Stored data
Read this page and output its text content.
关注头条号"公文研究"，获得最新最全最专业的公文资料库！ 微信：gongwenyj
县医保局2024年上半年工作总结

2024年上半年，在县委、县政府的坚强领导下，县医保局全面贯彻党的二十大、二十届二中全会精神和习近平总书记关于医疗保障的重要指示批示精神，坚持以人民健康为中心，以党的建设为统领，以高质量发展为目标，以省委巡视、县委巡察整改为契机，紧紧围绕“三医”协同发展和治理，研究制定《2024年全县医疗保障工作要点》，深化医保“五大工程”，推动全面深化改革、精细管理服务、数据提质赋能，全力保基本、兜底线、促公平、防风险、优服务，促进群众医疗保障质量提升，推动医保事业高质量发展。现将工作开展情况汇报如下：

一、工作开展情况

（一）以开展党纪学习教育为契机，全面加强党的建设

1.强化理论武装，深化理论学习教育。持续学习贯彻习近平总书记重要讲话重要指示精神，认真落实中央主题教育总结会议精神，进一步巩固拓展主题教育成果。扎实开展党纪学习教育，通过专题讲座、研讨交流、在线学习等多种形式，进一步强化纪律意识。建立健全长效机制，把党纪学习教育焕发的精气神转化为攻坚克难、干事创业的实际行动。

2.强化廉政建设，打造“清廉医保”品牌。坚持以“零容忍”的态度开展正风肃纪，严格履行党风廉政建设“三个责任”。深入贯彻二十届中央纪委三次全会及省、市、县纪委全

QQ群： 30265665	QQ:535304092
---
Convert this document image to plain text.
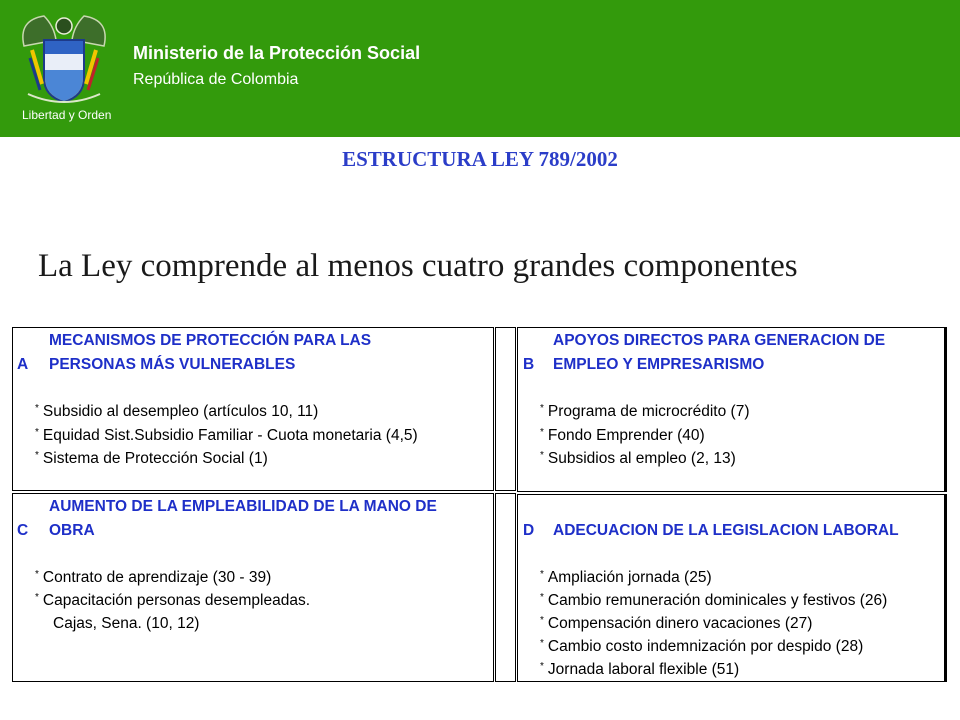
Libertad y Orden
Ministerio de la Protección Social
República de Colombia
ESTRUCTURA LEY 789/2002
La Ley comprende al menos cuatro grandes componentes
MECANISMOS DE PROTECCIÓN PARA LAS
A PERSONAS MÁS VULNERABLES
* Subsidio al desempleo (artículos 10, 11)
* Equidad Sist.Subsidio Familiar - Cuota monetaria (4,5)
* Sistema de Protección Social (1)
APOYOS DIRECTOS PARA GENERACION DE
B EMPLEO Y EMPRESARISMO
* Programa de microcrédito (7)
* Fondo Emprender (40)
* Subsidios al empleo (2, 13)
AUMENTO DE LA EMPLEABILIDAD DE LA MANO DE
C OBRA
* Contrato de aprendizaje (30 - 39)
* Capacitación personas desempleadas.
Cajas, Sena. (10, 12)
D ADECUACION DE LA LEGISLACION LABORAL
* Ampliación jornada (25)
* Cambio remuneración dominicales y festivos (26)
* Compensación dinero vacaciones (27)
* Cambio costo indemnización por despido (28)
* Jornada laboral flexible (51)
--
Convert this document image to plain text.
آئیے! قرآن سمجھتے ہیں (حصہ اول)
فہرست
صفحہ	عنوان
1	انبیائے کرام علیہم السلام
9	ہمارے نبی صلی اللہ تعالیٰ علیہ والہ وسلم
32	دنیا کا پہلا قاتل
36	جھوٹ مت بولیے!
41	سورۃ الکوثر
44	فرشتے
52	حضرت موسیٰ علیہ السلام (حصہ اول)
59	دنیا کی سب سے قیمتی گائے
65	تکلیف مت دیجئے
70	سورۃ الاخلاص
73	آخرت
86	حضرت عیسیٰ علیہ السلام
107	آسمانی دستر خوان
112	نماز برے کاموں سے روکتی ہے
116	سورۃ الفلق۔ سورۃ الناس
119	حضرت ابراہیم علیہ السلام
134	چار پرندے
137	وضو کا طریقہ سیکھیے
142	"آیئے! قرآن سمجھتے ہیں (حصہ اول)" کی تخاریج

### GOAL
Show every line in the entries where the string "Social" occurs.

### ANSWER TO THE PROBLEM
Ministerio de la Protección Social
* Sistema de Protección Social (1)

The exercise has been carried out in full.